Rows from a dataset
____
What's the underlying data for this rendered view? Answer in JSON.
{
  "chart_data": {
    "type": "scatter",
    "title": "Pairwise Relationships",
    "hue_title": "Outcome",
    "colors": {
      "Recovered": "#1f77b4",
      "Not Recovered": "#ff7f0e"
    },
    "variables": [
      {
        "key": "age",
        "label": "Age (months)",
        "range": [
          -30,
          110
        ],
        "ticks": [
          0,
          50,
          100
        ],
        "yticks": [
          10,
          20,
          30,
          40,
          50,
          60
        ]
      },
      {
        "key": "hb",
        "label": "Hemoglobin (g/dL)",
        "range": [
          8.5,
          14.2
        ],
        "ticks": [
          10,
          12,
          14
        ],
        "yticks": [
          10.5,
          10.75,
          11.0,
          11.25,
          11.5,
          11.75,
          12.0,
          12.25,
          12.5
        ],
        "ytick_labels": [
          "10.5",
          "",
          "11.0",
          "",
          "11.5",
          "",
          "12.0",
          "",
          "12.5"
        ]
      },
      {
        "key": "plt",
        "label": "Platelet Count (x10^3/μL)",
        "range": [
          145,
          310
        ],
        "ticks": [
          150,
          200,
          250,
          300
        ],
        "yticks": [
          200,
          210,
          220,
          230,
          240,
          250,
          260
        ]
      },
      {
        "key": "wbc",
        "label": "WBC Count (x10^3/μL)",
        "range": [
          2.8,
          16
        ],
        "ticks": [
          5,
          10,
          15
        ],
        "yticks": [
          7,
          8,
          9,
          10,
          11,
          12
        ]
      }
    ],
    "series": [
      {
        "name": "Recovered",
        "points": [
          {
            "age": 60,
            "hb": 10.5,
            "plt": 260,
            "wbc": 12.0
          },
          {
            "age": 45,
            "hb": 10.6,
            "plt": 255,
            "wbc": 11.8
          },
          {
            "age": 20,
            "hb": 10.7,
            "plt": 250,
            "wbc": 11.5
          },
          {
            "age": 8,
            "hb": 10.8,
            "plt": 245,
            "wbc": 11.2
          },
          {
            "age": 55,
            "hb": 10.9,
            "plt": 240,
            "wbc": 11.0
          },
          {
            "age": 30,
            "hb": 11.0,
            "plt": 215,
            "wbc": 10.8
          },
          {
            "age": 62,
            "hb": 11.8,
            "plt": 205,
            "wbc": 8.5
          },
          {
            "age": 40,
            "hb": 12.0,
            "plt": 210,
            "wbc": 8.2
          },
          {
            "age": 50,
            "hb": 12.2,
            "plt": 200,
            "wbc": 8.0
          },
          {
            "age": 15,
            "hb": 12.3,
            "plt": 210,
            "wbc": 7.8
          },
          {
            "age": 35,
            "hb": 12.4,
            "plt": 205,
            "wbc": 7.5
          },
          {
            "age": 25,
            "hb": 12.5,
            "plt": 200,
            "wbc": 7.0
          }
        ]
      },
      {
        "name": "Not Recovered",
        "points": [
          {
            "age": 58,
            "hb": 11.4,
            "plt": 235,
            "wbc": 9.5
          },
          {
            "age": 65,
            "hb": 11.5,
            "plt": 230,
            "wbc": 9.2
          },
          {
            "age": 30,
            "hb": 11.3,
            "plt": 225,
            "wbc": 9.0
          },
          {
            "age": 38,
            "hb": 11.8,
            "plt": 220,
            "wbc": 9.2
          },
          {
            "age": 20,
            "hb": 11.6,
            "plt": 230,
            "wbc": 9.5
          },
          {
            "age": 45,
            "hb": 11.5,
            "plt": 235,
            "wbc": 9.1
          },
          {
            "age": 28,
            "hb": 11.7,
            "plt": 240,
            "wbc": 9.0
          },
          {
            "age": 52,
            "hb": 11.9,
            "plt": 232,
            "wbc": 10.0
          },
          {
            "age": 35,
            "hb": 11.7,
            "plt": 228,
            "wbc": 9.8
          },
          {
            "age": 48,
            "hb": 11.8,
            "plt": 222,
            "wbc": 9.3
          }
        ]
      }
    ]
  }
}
____
■ **Task details**
Search the data for the string "Count" and copy each line where it appears.

■ **Solution for this exercise**
        "label": "Platelet Count (x10^3/μL)",
        "label": "WBC Count (x10^3/μL)",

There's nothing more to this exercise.